Une aubaine pour l’hôpital alors en « grande difficulté », qui pouvait pérenniser par son embauche son pôle chirurgical et sa maternité, explique Thierry Bonvalot, à l’époque président de la Commission médicale d’établissement (CME).
Mais, raconte-t-il à la cour, un collègue psychiatre l’appelle début 2006 pour une conversation « totalement surréaliste ».
« Il me hurle littéralement au téléphone : ‘j’ai expertisé ton chirurgien, Le Scouarnec, c’est un alcoolo, il s’est fait choper par le nouveau logiciel’ », raconte-t-il.
Ce « nouveau logiciel », c’est celui du FBI qui a permis de signaler aux autorités françaises près de 2 500 internautes français adeptes de sites pédopornographiques, parmi lesquels Joël Le Scouarnec, condamné à quatre mois de prison avec sursis pour détention d’images pédopornographiques en octobre 2005 à Vannes, sans interdiction d’exercer ni obligation de soins.
Lorsque Thierry Bonvalot demande « la preuve » de ces propos, il ne reçoit qu’une « coupure de journal » faisant état de la condamnation d’un médecin pour ces faits, sans nommer l’intéressé.
Il dit s’être alors trouvé dans « une position insoluble ».

- PROBLÈME À RÉSOUDRE -
Poursuivez l'extrait sur le témoignage de Thierry Bonvalot au sujet de Joël Le Scouarnec, à partir de sa dernière phrase. Ce matériel provient d'une autre source que l'extrait.

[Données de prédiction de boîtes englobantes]
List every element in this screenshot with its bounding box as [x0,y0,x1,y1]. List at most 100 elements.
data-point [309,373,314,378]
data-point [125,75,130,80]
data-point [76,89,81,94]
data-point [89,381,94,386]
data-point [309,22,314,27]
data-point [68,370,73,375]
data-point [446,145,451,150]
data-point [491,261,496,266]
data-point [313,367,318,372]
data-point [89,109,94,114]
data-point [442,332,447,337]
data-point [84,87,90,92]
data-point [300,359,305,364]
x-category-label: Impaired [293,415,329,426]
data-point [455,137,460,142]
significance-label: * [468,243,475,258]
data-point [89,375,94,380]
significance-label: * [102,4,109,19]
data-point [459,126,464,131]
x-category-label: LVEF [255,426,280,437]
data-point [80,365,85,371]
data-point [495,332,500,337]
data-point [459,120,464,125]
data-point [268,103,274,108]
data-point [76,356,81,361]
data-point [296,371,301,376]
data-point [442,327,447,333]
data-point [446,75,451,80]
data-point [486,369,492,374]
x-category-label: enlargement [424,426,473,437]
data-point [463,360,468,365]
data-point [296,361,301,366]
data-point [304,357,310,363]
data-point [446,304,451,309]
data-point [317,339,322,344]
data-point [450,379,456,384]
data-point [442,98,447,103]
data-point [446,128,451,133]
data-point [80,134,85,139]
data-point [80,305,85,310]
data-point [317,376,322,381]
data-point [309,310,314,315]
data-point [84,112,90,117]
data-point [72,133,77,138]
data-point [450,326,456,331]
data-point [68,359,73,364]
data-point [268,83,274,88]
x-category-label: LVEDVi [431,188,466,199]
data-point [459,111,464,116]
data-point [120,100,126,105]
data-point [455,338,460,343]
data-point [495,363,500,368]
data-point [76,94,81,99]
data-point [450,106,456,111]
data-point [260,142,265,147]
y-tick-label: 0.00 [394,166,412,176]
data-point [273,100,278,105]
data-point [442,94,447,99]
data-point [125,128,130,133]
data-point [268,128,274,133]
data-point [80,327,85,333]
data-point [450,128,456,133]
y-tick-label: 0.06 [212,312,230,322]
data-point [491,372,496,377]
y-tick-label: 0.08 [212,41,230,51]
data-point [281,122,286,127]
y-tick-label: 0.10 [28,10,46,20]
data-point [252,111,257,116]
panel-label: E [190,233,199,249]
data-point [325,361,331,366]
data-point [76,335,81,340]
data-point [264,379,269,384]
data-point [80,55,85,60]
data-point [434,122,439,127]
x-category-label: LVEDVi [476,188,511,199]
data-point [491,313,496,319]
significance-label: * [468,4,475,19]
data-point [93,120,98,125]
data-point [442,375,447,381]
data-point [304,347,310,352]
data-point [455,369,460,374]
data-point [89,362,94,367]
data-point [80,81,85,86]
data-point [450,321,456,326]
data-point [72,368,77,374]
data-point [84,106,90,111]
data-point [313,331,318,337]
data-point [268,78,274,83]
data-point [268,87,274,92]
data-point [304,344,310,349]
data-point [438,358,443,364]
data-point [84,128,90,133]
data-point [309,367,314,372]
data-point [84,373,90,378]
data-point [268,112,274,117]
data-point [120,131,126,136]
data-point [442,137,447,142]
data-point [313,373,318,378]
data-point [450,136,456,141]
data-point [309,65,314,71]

- RÉPONSE PROPOSÉE -
Impossible, assure-t-il, d’ « aller trouver le chirurgien qui vient sauver la moitié des activités de l’hôpital pour lui demander si à tout hasard il n’a pas été condamné » pour détention d’images pédopornographiques.
Le lanceur d’alerte effrayé d’être accusé de non-confraternité
Craignant d’être « accusé de non confraternité » par l’institution médicale, Thierry Bonvalot n’agit pas.
Mais quelques semaines plus tard, un infirmier lui rapporte un incident : Joël Le Scouarnec a « pris la tangente » après une opération anormalement longue sur un enfant.
Presque au même moment, une discussion houleuse l’oppose au chirurgien, qui défend un radiologue de l’hôpital soupçonné de viol – et finalement condamné en 2015 à 18 ans de réclusion pour viols et agressions sexuelles sur 32 femmes, dont huit mineures.
Le psychiatre convoque alors Joël Le Scouarnec et lui demande s’il a bien été condamné pour téléchargement de fichiers pédopornographiques. Le chirurgien confirme « immédiatement » puis fait le compte-rendu de l’opération.
« Je l’ai pénétré, je me suis retiré », dit Joël Le Scouarnec – selon Dr Bonvalot – dans un « festival invraisemblable de métaphores pédophiles », la relatant « comme une relation sexuelle avec l’enfant ».
Effaré, le psychiatre lui dit alors « tu es dangereux, tu dois démissionner » mais Joël Le Scouarnec lui rétorque : « vous ne pouvez pas m’y obliger ».
Thierry Bonvalot avertit le directeur de l’établissement dans une lettre lue par l’AFP avant le procès, où il met en doute « la capacité du Dr Le Scouarnec à conserver toute sa sérénité lorsqu’il intervient auprès de jeunes enfants ».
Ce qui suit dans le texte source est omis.